EXERCISE AIM:
Return each entry exactly, omitting nothing.

[Source records]
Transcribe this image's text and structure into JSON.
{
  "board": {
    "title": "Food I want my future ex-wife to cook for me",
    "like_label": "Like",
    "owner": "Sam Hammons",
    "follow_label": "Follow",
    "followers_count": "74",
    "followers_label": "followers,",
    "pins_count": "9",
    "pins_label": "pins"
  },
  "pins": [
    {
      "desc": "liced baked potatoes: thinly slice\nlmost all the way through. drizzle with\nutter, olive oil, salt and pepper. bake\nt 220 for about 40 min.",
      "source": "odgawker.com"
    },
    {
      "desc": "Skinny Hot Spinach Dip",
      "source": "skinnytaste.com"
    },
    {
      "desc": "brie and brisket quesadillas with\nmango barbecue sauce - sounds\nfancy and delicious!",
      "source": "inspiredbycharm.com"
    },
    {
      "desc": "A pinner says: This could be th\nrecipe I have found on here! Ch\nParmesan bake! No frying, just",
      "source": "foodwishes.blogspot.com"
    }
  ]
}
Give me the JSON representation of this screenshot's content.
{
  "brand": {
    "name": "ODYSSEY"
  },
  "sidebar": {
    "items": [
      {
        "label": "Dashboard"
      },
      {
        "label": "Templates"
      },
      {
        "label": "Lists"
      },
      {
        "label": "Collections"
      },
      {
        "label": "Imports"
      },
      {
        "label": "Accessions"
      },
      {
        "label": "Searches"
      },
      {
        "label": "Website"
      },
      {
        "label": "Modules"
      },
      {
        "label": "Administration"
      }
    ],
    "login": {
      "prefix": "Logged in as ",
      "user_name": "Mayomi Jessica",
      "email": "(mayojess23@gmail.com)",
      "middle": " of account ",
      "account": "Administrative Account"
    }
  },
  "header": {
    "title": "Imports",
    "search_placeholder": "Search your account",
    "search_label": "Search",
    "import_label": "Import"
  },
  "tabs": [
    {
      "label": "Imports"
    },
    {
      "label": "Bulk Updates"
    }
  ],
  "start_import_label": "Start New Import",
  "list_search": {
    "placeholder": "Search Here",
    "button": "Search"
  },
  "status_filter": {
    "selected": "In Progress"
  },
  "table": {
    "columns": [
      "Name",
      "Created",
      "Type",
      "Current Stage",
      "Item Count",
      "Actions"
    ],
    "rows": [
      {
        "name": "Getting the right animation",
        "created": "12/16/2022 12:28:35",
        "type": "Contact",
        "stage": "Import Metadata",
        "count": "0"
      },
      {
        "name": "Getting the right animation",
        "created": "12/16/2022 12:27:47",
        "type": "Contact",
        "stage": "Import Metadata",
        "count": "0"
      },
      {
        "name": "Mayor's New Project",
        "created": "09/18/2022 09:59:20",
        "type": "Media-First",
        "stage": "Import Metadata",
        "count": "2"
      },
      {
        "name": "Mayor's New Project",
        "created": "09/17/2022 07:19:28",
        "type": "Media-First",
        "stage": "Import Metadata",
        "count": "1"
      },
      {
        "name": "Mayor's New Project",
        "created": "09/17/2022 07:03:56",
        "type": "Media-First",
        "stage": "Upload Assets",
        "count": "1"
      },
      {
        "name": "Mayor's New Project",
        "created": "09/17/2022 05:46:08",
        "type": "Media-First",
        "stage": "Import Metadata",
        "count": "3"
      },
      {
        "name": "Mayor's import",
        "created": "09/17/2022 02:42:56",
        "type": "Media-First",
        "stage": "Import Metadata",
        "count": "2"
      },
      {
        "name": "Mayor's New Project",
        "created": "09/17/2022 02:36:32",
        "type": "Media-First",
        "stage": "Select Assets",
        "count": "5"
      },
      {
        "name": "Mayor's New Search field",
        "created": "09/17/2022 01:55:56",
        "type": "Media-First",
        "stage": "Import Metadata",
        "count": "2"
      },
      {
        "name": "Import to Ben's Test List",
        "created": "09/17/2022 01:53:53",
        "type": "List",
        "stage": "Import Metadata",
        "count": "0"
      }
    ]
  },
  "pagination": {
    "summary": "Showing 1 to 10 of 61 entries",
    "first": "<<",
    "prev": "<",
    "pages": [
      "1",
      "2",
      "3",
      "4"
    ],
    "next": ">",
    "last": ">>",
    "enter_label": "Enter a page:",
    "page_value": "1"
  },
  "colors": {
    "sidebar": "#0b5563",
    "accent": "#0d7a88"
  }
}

COMPLETED EXERCISE:
Transcribe this image's text and structure into JSON.
{
  "board": {
    "title": "Food I want my future ex-wife to cook for me",
    "like_label": "Like",
    "owner": "Sam Hammons",
    "follow_label": "Follow",
    "followers_count": "74",
    "followers_label": "followers,",
    "pins_count": "9",
    "pins_label": "pins"
  },
  "pins": [
    {
      "desc": "liced baked potatoes: thinly slice\nlmost all the way through. drizzle with\nutter, olive oil, salt and pepper. bake\nt 220 for about 40 min.",
      "source": "odgawker.com"
    },
    {
      "desc": "Skinny Hot Spinach Dip",
      "source": "skinnytaste.com"
    },
    {
      "desc": "brie and brisket quesadillas with\nmango barbecue sauce - sounds\nfancy and delicious!",
      "source": "inspiredbycharm.com"
    },
    {
      "desc": "A pinner says: This could be th\nrecipe I have found on here! Ch\nParmesan bake! No frying, just",
      "source": "foodwishes.blogspot.com"
    }
  ]
}
Give me the JSON representation of this screenshot's content.
{
  "brand": {
    "name": "ODYSSEY"
  },
  "sidebar": {
    "items": [
      {
        "label": "Dashboard"
      },
      {
        "label": "Templates"
      },
      {
        "label": "Lists"
      },
      {
        "label": "Collections"
      },
      {
        "label": "Imports"
      },
      {
        "label": "Accessions"
      },
      {
        "label": "Searches"
      },
      {
        "label": "Website"
      },
      {
        "label": "Modules"
      },
      {
        "label": "Administration"
      }
    ],
    "login": {
      "prefix": "Logged in as ",
      "user_name": "Mayomi Jessica",
      "email": "(mayojess23@gmail.com)",
      "middle": " of account ",
      "account": "Administrative Account"
    }
  },
  "header": {
    "title": "Imports",
    "search_placeholder": "Search your account",
    "search_label": "Search",
    "import_label": "Import"
  },
  "tabs": [
    {
      "label": "Imports"
    },
    {
      "label": "Bulk Updates"
    }
  ],
  "start_import_label": "Start New Import",
  "list_search": {
    "placeholder": "Search Here",
    "button": "Search"
  },
  "status_filter": {
    "selected": "In Progress"
  },
  "table": {
    "columns": [
      "Name",
      "Created",
      "Type",
      "Current Stage",
      "Item Count",
      "Actions"
    ],
    "rows": [
      {
        "name": "Getting the right animation",
        "created": "12/16/2022 12:28:35",
        "type": "Contact",
        "stage": "Import Metadata",
        "count": "0"
      },
      {
        "name": "Getting the right animation",
        "created": "12/16/2022 12:27:47",
        "type": "Contact",
        "stage": "Import Metadata",
        "count": "0"
      },
      {
        "name": "Mayor's New Project",
        "created": "09/18/2022 09:59:20",
        "type": "Media-First",
        "stage": "Import Metadata",
        "count": "2"
      },
      {
        "name": "Mayor's New Project",
        "created": "09/17/2022 07:19:28",
        "type": "Media-First",
        "stage": "Import Metadata",
        "count": "1"
      },
      {
        "name": "Mayor's New Project",
        "created": "09/17/2022 07:03:56",
        "type": "Media-First",
        "stage": "Upload Assets",
        "count": "1"
      },
      {
        "name": "Mayor's New Project",
        "created": "09/17/2022 05:46:08",
        "type": "Media-First",
        "stage": "Import Metadata",
        "count": "3"
      },
      {
        "name": "Mayor's import",
        "created": "09/17/2022 02:42:56",
        "type": "Media-First",
        "stage": "Import Metadata",
        "count": "2"
      },
      {
        "name": "Mayor's New Project",
        "created": "09/17/2022 02:36:32",
        "type": "Media-First",
        "stage": "Select Assets",
        "count": "5"
      },
      {
        "name": "Mayor's New Search field",
        "created": "09/17/2022 01:55:56",
        "type": "Media-First",
        "stage": "Import Metadata",
        "count": "2"
      },
      {
        "name": "Import to Ben's Test List",
        "created": "09/17/2022 01:53:53",
        "type": "List",
        "stage": "Import Metadata",
        "count": "0"
      }
    ]
  },
  "pagination": {
    "summary": "Showing 1 to 10 of 61 entries",
    "first": "<<",
    "prev": "<",
    "pages": [
      "1",
      "2",
      "3",
      "4"
    ],
    "next": ">",
    "last": ">>",
    "enter_label": "Enter a page:",
    "page_value": "1"
  },
  "colors": {
    "sidebar": "#0b5563",
    "accent": "#0d7a88"
  }
}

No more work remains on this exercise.